■ Objective:
Give the entries again, word for word.
--- START Supplied material ---
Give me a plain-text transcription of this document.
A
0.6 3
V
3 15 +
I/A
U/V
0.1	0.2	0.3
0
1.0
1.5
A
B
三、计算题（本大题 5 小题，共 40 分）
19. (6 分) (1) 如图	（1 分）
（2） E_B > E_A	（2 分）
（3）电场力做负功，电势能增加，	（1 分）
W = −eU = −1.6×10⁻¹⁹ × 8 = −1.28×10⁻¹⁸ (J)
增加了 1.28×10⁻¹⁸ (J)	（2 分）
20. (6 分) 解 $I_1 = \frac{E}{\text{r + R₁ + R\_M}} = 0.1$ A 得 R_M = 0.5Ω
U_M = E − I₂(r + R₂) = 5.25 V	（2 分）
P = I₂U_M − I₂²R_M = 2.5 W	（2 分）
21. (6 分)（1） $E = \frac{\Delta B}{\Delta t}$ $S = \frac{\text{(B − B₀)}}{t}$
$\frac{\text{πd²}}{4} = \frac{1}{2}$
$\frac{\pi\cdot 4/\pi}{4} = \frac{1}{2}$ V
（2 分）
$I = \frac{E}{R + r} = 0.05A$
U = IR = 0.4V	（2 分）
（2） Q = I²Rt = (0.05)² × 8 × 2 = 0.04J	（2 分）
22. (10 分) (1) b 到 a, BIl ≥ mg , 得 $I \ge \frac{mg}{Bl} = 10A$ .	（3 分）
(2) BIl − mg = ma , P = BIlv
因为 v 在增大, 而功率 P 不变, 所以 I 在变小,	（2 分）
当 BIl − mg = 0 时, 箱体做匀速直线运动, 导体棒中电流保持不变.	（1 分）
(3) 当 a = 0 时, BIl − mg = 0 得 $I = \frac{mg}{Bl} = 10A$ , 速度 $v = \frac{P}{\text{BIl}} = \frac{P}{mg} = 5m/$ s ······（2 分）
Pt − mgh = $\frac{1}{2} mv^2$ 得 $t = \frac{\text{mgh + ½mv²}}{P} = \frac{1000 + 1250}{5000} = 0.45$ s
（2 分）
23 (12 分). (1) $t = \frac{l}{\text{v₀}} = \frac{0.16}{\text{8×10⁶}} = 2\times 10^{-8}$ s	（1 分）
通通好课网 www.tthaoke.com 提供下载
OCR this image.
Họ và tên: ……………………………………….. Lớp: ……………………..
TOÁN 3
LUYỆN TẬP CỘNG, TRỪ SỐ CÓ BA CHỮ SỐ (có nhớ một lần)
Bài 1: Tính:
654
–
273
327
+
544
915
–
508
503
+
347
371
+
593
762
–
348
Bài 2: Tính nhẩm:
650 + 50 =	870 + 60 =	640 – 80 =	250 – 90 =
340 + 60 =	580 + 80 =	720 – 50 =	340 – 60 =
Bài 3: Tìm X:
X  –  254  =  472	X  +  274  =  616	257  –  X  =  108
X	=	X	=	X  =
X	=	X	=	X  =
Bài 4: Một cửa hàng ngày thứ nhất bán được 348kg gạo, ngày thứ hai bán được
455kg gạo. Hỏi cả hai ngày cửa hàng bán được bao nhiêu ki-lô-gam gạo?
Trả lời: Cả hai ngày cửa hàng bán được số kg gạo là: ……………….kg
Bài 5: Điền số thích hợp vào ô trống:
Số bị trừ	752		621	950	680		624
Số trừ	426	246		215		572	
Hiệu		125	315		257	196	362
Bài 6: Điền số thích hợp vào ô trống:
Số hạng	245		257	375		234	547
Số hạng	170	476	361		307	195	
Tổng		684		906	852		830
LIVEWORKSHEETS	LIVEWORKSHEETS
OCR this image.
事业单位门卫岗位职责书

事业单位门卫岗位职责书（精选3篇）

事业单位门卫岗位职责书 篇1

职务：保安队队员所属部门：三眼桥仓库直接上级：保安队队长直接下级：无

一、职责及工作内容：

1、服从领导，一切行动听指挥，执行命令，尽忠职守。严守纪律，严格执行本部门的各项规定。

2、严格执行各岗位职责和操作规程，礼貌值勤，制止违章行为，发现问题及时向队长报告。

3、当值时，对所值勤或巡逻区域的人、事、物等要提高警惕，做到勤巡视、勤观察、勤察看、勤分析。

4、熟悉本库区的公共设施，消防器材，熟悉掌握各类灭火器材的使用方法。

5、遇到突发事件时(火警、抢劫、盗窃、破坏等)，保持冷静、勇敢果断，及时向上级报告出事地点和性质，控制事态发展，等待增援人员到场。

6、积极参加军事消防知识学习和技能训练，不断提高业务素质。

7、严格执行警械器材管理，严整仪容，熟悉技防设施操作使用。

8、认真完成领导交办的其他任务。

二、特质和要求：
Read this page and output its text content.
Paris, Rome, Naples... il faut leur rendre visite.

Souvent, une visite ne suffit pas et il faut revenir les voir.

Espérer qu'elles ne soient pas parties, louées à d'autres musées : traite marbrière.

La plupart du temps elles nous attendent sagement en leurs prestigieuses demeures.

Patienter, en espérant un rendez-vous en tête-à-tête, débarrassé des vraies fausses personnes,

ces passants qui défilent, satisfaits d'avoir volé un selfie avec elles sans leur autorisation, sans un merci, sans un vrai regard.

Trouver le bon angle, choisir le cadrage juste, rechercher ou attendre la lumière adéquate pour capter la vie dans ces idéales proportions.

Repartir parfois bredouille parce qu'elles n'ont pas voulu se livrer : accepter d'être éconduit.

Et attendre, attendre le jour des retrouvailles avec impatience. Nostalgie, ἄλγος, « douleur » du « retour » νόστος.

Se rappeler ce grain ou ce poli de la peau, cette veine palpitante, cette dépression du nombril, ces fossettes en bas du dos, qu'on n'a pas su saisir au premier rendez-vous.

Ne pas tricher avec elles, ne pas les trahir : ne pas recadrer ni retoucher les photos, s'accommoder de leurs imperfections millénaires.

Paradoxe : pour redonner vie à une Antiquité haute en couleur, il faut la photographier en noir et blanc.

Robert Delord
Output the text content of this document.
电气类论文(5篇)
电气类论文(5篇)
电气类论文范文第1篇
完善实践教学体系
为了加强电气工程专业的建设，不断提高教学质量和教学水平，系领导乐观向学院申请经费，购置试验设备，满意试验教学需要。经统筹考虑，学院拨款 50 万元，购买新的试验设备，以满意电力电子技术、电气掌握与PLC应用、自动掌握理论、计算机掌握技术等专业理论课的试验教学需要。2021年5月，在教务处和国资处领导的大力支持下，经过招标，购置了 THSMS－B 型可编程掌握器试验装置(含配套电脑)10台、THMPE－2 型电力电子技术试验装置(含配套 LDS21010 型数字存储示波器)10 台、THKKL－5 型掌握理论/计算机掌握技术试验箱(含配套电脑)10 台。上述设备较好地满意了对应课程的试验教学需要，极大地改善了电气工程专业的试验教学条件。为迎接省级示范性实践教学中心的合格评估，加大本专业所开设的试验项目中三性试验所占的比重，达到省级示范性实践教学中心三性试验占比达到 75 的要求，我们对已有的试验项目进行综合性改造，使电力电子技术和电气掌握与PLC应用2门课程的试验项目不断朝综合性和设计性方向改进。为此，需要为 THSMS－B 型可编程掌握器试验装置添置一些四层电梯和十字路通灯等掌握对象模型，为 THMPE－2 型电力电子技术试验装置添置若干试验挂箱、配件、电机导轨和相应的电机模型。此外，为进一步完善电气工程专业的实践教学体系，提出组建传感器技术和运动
--- END Supplied material ---
■ Response below:
Give me a plain-text transcription of this document.
A
0.6 3
V
3 15 +
I/A
U/V
0.1	0.2	0.3
0
1.0
1.5
A
B
三、计算题（本大题 5 小题，共 40 分）
19. (6 分) (1) 如图	（1 分）
（2） E_B > E_A	（2 分）
（3）电场力做负功，电势能增加，	（1 分）
W = −eU = −1.6×10⁻¹⁹ × 8 = −1.28×10⁻¹⁸ (J)
增加了 1.28×10⁻¹⁸ (J)	（2 分）
20. (6 分) 解 $I_1 = \frac{E}{\text{r + R₁ + R\_M}} = 0.1$ A 得 R_M = 0.5Ω
U_M = E − I₂(r + R₂) = 5.25 V	（2 分）
P = I₂U_M − I₂²R_M = 2.5 W	（2 分）
21. (6 分)（1） $E = \frac{\Delta B}{\Delta t}$ $S = \frac{\text{(B − B₀)}}{t}$
$\frac{\text{πd²}}{4} = \frac{1}{2}$
$\frac{\pi\cdot 4/\pi}{4} = \frac{1}{2}$ V
（2 分）
$I = \frac{E}{R + r} = 0.05A$
U = IR = 0.4V	（2 分）
（2） Q = I²Rt = (0.05)² × 8 × 2 = 0.04J	（2 分）
22. (10 分) (1) b 到 a, BIl ≥ mg , 得 $I \ge \frac{mg}{Bl} = 10A$ .	（3 分）
(2) BIl − mg = ma , P = BIlv
因为 v 在增大, 而功率 P 不变, 所以 I 在变小,	（2 分）
当 BIl − mg = 0 时, 箱体做匀速直线运动, 导体棒中电流保持不变.	（1 分）
(3) 当 a = 0 时, BIl − mg = 0 得 $I = \frac{mg}{Bl} = 10A$ , 速度 $v = \frac{P}{\text{BIl}} = \frac{P}{mg} = 5m/$ s ······（2 分）
Pt − mgh = $\frac{1}{2} mv^2$ 得 $t = \frac{\text{mgh + ½mv²}}{P} = \frac{1000 + 1250}{5000} = 0.45$ s
（2 分）
23 (12 分). (1) $t = \frac{l}{\text{v₀}} = \frac{0.16}{\text{8×10⁶}} = 2\times 10^{-8}$ s	（1 分）
通通好课网 www.tthaoke.com 提供下载
OCR this image.
Họ và tên: ……………………………………….. Lớp: ……………………..
TOÁN 3
LUYỆN TẬP CỘNG, TRỪ SỐ CÓ BA CHỮ SỐ (có nhớ một lần)
Bài 1: Tính:
654
–
273
327
+
544
915
–
508
503
+
347
371
+
593
762
–
348
Bài 2: Tính nhẩm:
650 + 50 =	870 + 60 =	640 – 80 =	250 – 90 =
340 + 60 =	580 + 80 =	720 – 50 =	340 – 60 =
Bài 3: Tìm X:
X  –  254  =  472	X  +  274  =  616	257  –  X  =  108
X	=	X	=	X  =
X	=	X	=	X  =
Bài 4: Một cửa hàng ngày thứ nhất bán được 348kg gạo, ngày thứ hai bán được
455kg gạo. Hỏi cả hai ngày cửa hàng bán được bao nhiêu ki-lô-gam gạo?
Trả lời: Cả hai ngày cửa hàng bán được số kg gạo là: ……………….kg
Bài 5: Điền số thích hợp vào ô trống:
Số bị trừ	752		621	950	680		624
Số trừ	426	246		215		572	
Hiệu		125	315		257	196	362
Bài 6: Điền số thích hợp vào ô trống:
Số hạng	245		257	375		234	547
Số hạng	170	476	361		307	195	
Tổng		684		906	852		830
LIVEWORKSHEETS	LIVEWORKSHEETS
OCR this image.
事业单位门卫岗位职责书

事业单位门卫岗位职责书（精选3篇）

事业单位门卫岗位职责书 篇1

职务：保安队队员所属部门：三眼桥仓库直接上级：保安队队长直接下级：无

一、职责及工作内容：

1、服从领导，一切行动听指挥，执行命令，尽忠职守。严守纪律，严格执行本部门的各项规定。

2、严格执行各岗位职责和操作规程，礼貌值勤，制止违章行为，发现问题及时向队长报告。

3、当值时，对所值勤或巡逻区域的人、事、物等要提高警惕，做到勤巡视、勤观察、勤察看、勤分析。

4、熟悉本库区的公共设施，消防器材，熟悉掌握各类灭火器材的使用方法。

5、遇到突发事件时(火警、抢劫、盗窃、破坏等)，保持冷静、勇敢果断，及时向上级报告出事地点和性质，控制事态发展，等待增援人员到场。

6、积极参加军事消防知识学习和技能训练，不断提高业务素质。

7、严格执行警械器材管理，严整仪容，熟悉技防设施操作使用。

8、认真完成领导交办的其他任务。

二、特质和要求：
Read this page and output its text content.
Paris, Rome, Naples... il faut leur rendre visite.

Souvent, une visite ne suffit pas et il faut revenir les voir.

Espérer qu'elles ne soient pas parties, louées à d'autres musées : traite marbrière.

La plupart du temps elles nous attendent sagement en leurs prestigieuses demeures.

Patienter, en espérant un rendez-vous en tête-à-tête, débarrassé des vraies fausses personnes,

ces passants qui défilent, satisfaits d'avoir volé un selfie avec elles sans leur autorisation, sans un merci, sans un vrai regard.

Trouver le bon angle, choisir le cadrage juste, rechercher ou attendre la lumière adéquate pour capter la vie dans ces idéales proportions.

Repartir parfois bredouille parce qu'elles n'ont pas voulu se livrer : accepter d'être éconduit.

Et attendre, attendre le jour des retrouvailles avec impatience. Nostalgie, ἄλγος, « douleur » du « retour » νόστος.

Se rappeler ce grain ou ce poli de la peau, cette veine palpitante, cette dépression du nombril, ces fossettes en bas du dos, qu'on n'a pas su saisir au premier rendez-vous.

Ne pas tricher avec elles, ne pas les trahir : ne pas recadrer ni retoucher les photos, s'accommoder de leurs imperfections millénaires.

Paradoxe : pour redonner vie à une Antiquité haute en couleur, il faut la photographier en noir et blanc.

Robert Delord
Output the text content of this document.
电气类论文(5篇)
电气类论文(5篇)
电气类论文范文第1篇
完善实践教学体系
为了加强电气工程专业的建设，不断提高教学质量和教学水平，系领导乐观向学院申请经费，购置试验设备，满意试验教学需要。经统筹考虑，学院拨款 50 万元，购买新的试验设备，以满意电力电子技术、电气掌握与PLC应用、自动掌握理论、计算机掌握技术等专业理论课的试验教学需要。2021年5月，在教务处和国资处领导的大力支持下，经过招标，购置了 THSMS－B 型可编程掌握器试验装置(含配套电脑)10台、THMPE－2 型电力电子技术试验装置(含配套 LDS21010 型数字存储示波器)10 台、THKKL－5 型掌握理论/计算机掌握技术试验箱(含配套电脑)10 台。上述设备较好地满意了对应课程的试验教学需要，极大地改善了电气工程专业的试验教学条件。为迎接省级示范性实践教学中心的合格评估，加大本专业所开设的试验项目中三性试验所占的比重，达到省级示范性实践教学中心三性试验占比达到 75 的要求，我们对已有的试验项目进行综合性改造，使电力电子技术和电气掌握与PLC应用2门课程的试验项目不断朝综合性和设计性方向改进。为此，需要为 THSMS－B 型可编程掌握器试验装置添置一些四层电梯和十字路通灯等掌握对象模型，为 THMPE－2 型电力电子技术试验装置添置若干试验挂箱、配件、电机导轨和相应的电机模型。此外，为进一步完善电气工程专业的实践教学体系，提出组建传感器技术和运动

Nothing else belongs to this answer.